(Dataset items)
--- Start ---

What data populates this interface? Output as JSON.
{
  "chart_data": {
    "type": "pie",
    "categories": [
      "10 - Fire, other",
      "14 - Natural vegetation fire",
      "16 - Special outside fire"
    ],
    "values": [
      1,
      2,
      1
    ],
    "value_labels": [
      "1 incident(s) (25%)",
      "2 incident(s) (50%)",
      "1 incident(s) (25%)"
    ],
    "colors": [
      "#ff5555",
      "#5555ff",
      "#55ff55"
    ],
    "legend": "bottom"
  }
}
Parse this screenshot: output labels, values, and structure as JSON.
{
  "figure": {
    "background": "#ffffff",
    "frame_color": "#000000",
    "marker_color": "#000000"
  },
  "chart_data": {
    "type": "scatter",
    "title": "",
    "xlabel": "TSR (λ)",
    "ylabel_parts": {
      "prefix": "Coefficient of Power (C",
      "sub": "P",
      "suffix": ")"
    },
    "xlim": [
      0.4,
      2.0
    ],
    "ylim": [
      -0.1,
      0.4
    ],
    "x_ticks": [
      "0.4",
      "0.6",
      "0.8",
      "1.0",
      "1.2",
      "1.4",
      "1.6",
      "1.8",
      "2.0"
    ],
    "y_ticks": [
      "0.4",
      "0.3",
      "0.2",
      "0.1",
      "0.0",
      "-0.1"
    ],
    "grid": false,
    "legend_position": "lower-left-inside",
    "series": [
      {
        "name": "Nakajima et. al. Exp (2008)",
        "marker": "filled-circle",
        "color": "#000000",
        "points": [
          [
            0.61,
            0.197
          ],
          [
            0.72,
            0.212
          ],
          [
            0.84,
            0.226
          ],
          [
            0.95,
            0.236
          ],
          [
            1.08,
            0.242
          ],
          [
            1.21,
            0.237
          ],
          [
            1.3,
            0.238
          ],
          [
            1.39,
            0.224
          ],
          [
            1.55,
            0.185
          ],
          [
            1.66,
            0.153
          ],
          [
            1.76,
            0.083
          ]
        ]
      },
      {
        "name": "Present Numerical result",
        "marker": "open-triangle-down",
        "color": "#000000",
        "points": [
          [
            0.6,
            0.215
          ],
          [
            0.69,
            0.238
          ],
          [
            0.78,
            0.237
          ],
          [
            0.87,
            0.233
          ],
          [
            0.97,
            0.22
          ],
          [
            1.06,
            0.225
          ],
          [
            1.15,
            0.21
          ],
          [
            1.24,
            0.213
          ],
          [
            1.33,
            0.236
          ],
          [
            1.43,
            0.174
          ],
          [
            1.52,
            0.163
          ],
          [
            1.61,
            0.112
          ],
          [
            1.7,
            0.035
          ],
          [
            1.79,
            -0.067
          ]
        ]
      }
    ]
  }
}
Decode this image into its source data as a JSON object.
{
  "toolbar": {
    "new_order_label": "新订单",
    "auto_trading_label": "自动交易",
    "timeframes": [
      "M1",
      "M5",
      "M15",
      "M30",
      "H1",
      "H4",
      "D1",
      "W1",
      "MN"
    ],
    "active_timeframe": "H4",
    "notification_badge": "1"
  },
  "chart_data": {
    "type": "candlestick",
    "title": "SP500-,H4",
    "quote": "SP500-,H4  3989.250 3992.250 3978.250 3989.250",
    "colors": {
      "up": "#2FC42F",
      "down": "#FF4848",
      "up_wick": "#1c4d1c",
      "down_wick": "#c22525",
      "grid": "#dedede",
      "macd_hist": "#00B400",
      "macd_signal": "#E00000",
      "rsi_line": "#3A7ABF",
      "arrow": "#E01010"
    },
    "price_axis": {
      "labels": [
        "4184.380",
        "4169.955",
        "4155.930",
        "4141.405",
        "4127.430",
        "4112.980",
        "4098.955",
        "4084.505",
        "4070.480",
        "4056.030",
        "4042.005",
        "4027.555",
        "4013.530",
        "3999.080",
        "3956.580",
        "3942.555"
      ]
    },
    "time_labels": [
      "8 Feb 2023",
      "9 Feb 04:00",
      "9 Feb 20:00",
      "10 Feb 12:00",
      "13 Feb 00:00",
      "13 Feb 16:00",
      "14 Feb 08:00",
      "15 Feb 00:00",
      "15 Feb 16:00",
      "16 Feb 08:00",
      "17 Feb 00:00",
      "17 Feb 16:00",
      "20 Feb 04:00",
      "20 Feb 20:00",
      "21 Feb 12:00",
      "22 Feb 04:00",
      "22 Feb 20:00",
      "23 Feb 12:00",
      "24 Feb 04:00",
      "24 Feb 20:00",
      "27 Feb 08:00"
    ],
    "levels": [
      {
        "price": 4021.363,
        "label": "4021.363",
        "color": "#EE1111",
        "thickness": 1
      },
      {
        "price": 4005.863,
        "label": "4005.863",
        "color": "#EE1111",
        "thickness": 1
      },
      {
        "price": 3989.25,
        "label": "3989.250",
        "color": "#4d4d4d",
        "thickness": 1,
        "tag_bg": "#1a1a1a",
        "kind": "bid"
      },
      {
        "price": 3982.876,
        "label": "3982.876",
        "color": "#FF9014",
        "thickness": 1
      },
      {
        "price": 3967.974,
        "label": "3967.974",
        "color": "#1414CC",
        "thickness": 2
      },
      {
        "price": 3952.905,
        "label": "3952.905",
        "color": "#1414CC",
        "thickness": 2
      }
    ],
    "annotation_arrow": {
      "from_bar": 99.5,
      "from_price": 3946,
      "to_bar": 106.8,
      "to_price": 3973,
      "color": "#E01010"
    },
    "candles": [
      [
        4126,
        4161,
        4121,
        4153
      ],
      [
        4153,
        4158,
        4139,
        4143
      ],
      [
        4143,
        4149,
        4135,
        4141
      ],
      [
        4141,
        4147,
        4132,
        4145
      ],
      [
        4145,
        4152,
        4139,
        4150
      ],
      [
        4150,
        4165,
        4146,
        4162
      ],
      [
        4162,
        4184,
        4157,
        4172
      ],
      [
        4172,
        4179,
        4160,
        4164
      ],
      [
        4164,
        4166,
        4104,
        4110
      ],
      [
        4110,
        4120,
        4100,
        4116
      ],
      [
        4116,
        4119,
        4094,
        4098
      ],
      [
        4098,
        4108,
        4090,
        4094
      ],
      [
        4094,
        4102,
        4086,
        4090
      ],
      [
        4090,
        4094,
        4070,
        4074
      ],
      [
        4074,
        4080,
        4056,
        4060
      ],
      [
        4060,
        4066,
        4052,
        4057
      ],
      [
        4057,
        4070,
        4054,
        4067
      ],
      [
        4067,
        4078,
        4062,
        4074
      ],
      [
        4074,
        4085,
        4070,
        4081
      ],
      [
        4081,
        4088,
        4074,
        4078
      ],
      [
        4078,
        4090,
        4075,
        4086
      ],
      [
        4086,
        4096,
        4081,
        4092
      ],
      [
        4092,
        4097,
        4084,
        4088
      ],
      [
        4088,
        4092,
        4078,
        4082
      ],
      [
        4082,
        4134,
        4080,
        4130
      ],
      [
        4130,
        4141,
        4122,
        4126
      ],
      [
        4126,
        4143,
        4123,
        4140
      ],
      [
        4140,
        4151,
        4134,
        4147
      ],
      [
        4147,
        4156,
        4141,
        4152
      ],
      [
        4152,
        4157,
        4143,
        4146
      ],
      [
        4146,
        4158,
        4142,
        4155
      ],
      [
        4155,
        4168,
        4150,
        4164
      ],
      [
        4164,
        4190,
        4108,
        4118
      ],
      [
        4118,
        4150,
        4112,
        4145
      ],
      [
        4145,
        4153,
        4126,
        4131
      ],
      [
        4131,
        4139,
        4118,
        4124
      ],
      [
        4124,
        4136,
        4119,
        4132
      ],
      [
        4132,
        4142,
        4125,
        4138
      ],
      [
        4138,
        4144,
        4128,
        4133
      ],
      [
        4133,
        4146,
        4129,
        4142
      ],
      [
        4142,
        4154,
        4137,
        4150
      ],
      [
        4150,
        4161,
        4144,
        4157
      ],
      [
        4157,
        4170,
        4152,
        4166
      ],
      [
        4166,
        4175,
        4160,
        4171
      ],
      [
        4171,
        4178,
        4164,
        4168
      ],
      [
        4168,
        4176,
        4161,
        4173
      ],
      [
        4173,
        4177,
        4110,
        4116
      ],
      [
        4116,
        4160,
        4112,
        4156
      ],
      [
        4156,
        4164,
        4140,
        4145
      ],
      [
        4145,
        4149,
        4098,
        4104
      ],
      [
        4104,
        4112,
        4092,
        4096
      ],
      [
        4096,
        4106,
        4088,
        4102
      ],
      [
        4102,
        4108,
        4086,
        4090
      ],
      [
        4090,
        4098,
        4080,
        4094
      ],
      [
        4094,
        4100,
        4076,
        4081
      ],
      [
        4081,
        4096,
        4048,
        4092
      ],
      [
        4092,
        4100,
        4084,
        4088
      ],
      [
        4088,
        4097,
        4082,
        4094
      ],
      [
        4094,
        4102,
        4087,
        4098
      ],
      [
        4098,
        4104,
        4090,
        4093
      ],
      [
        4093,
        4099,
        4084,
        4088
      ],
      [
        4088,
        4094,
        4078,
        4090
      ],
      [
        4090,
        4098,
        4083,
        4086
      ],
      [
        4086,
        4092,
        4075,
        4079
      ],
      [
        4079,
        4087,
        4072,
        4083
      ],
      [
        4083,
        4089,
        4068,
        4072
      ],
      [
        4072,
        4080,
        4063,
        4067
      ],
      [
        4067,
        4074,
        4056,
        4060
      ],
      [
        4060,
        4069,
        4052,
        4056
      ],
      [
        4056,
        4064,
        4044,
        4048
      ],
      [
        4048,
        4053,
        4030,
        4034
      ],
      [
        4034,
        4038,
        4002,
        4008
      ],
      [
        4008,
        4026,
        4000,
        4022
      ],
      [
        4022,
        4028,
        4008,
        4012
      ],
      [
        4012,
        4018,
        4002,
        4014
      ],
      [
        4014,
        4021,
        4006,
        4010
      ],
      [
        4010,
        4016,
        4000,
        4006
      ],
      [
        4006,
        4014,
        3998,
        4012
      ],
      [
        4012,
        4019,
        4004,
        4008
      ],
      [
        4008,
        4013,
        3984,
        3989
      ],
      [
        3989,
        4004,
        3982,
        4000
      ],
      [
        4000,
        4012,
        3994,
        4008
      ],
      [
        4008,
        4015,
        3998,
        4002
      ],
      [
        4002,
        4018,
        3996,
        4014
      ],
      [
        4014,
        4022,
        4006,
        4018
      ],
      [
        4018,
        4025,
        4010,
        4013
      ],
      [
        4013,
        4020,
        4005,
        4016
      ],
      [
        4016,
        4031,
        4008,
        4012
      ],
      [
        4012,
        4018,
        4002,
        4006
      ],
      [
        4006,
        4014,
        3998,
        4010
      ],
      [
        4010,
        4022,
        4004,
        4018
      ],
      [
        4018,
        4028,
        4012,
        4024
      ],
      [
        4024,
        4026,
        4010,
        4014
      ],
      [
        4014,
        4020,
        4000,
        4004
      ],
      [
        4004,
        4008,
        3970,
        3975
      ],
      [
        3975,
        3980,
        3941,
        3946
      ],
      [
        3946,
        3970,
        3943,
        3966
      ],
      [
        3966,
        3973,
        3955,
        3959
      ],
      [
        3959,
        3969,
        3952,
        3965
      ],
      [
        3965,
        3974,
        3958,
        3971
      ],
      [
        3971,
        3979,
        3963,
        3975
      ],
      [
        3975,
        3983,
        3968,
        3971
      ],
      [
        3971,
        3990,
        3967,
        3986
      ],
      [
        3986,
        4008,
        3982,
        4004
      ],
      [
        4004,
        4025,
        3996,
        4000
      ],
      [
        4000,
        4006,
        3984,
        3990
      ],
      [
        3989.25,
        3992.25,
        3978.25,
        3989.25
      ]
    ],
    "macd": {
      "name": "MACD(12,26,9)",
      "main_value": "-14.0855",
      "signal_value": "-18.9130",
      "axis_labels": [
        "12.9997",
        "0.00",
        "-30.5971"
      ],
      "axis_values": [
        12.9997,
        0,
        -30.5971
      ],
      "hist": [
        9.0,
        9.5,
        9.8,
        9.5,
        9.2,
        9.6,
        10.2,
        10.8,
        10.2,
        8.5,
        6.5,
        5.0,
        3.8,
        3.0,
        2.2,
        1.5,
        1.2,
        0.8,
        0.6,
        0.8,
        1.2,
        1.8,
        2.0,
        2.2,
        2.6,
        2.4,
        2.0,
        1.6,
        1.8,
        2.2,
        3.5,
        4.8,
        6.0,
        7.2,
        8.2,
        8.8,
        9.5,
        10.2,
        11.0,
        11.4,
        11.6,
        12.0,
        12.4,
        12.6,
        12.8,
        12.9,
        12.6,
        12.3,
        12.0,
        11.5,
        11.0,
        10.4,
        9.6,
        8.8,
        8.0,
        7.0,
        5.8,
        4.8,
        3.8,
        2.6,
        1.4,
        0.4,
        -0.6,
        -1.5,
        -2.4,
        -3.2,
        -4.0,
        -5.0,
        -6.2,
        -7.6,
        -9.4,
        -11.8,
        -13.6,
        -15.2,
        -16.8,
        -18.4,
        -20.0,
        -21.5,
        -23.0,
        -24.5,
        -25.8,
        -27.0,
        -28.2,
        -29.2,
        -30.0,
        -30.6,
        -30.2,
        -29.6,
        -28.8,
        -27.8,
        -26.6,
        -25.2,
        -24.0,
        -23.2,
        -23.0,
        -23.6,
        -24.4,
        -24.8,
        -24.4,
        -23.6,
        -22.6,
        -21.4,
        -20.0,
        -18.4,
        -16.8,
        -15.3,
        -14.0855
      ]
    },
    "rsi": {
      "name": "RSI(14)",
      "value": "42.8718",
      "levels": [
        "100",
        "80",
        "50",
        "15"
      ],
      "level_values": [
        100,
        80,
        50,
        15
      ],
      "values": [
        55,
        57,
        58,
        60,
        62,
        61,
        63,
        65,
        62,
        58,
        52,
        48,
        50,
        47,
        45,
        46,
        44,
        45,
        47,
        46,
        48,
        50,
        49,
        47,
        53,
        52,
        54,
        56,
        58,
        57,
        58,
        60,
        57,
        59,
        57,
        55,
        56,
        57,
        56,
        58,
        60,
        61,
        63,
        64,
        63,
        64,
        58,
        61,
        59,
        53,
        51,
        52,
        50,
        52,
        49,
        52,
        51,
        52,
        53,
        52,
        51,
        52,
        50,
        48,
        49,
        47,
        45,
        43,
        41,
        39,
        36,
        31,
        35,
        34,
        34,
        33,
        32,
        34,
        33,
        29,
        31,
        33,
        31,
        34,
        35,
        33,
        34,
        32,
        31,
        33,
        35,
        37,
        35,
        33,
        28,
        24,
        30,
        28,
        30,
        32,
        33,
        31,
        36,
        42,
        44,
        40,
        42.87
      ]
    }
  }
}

--- End ---

Exercise directions: Filter the listing above for the string "JSON" and copy every matching line.

Written response:
What data populates this interface? Output as JSON.
Parse this screenshot: output labels, values, and structure as JSON.
Decode this image into its source data as a JSON object.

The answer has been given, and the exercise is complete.